§ REQUIREMENT
Write out each line beneath this one exactly as it reads.

§ RECORDS SHOWN
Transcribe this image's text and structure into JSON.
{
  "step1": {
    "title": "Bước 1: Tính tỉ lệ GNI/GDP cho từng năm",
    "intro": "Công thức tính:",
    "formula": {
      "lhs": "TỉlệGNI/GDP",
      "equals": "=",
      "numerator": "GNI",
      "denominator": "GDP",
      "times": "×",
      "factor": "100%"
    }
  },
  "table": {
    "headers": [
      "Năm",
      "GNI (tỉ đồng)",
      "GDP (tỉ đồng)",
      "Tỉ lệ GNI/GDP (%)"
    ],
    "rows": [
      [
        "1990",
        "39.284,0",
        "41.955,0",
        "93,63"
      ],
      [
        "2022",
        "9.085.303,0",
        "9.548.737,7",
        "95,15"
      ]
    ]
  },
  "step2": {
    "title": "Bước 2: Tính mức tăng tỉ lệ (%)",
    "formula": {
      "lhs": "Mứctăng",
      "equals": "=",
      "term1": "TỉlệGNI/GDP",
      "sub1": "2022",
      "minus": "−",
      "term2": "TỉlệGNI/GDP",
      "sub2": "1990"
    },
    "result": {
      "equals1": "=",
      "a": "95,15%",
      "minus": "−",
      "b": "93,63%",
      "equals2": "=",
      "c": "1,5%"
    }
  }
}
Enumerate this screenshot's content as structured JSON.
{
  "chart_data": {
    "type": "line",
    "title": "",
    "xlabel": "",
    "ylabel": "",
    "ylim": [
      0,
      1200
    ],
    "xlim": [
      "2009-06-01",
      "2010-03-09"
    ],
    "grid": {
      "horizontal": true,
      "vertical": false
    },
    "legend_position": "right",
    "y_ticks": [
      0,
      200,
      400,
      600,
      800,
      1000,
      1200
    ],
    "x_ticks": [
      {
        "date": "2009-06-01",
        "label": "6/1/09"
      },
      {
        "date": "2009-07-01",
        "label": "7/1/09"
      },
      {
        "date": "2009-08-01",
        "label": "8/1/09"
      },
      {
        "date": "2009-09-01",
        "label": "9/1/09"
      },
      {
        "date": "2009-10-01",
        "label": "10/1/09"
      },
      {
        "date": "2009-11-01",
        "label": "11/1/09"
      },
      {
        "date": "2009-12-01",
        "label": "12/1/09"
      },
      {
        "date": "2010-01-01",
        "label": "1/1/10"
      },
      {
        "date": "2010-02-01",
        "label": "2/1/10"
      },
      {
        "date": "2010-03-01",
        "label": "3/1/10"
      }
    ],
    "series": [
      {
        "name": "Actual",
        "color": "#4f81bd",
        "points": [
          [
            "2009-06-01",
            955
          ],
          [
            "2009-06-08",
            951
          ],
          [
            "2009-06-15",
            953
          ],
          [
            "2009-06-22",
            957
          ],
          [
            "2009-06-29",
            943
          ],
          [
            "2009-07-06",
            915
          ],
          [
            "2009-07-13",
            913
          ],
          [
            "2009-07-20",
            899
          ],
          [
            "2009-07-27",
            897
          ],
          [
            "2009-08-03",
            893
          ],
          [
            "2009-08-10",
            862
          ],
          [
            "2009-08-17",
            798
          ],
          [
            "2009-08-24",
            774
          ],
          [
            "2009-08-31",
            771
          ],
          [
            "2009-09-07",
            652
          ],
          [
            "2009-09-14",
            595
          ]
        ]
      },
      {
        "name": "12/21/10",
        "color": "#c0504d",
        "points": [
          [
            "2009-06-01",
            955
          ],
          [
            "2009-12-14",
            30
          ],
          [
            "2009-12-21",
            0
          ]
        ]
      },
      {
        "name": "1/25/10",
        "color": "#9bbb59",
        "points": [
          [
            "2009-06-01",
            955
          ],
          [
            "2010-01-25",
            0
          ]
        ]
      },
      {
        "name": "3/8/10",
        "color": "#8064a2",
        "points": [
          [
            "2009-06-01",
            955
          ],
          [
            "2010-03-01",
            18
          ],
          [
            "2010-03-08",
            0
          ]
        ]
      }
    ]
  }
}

§ TASK OUTPUT
Transcribe this image's text and structure into JSON.
{
  "step1": {
    "title": "Bước 1: Tính tỉ lệ GNI/GDP cho từng năm",
    "intro": "Công thức tính:",
    "formula": {
      "lhs": "TỉlệGNI/GDP",
      "equals": "=",
      "numerator": "GNI",
      "denominator": "GDP",
      "times": "×",
      "factor": "100%"
    }
  },
  "table": {
    "headers": [
      "Năm",
      "GNI (tỉ đồng)",
      "GDP (tỉ đồng)",
      "Tỉ lệ GNI/GDP (%)"
    ],
    "rows": [
      [
        "1990",
        "39.284,0",
        "41.955,0",
        "93,63"
      ],
      [
        "2022",
        "9.085.303,0",
        "9.548.737,7",
        "95,15"
      ]
    ]
  },
  "step2": {
    "title": "Bước 2: Tính mức tăng tỉ lệ (%)",
    "formula": {
      "lhs": "Mứctăng",
      "equals": "=",
      "term1": "TỉlệGNI/GDP",
      "sub1": "2022",
      "minus": "−",
      "term2": "TỉlệGNI/GDP",
      "sub2": "1990"
    },
    "result": {
      "equals1": "=",
      "a": "95,15%",
      "minus": "−",
      "b": "93,63%",
      "equals2": "=",
      "c": "1,5%"
    }
  }
}
Enumerate this screenshot's content as structured JSON.
{
  "chart_data": {
    "type": "line",
    "title": "",
    "xlabel": "",
    "ylabel": "",
    "ylim": [
      0,
      1200
    ],
    "xlim": [
      "2009-06-01",
      "2010-03-09"
    ],
    "grid": {
      "horizontal": true,
      "vertical": false
    },
    "legend_position": "right",
    "y_ticks": [
      0,
      200,
      400,
      600,
      800,
      1000,
      1200
    ],
    "x_ticks": [
      {
        "date": "2009-06-01",
        "label": "6/1/09"
      },
      {
        "date": "2009-07-01",
        "label": "7/1/09"
      },
      {
        "date": "2009-08-01",
        "label": "8/1/09"
      },
      {
        "date": "2009-09-01",
        "label": "9/1/09"
      },
      {
        "date": "2009-10-01",
        "label": "10/1/09"
      },
      {
        "date": "2009-11-01",
        "label": "11/1/09"
      },
      {
        "date": "2009-12-01",
        "label": "12/1/09"
      },
      {
        "date": "2010-01-01",
        "label": "1/1/10"
      },
      {
        "date": "2010-02-01",
        "label": "2/1/10"
      },
      {
        "date": "2010-03-01",
        "label": "3/1/10"
      }
    ],
    "series": [
      {
        "name": "Actual",
        "color": "#4f81bd",
        "points": [
          [
            "2009-06-01",
            955
          ],
          [
            "2009-06-08",
            951
          ],
          [
            "2009-06-15",
            953
          ],
          [
            "2009-06-22",
            957
          ],
          [
            "2009-06-29",
            943
          ],
          [
            "2009-07-06",
            915
          ],
          [
            "2009-07-13",
            913
          ],
          [
            "2009-07-20",
            899
          ],
          [
            "2009-07-27",
            897
          ],
          [
            "2009-08-03",
            893
          ],
          [
            "2009-08-10",
            862
          ],
          [
            "2009-08-17",
            798
          ],
          [
            "2009-08-24",
            774
          ],
          [
            "2009-08-31",
            771
          ],
          [
            "2009-09-07",
            652
          ],
          [
            "2009-09-14",
            595
          ]
        ]
      },
      {
        "name": "12/21/10",
        "color": "#c0504d",
        "points": [
          [
            "2009-06-01",
            955
          ],
          [
            "2009-12-14",
            30
          ],
          [
            "2009-12-21",
            0
          ]
        ]
      },
      {
        "name": "1/25/10",
        "color": "#9bbb59",
        "points": [
          [
            "2009-06-01",
            955
          ],
          [
            "2010-01-25",
            0
          ]
        ]
      },
      {
        "name": "3/8/10",
        "color": "#8064a2",
        "points": [
          [
            "2009-06-01",
            955
          ],
          [
            "2010-03-01",
            18
          ],
          [
            "2010-03-08",
            0
          ]
        ]
      }
    ]
  }
}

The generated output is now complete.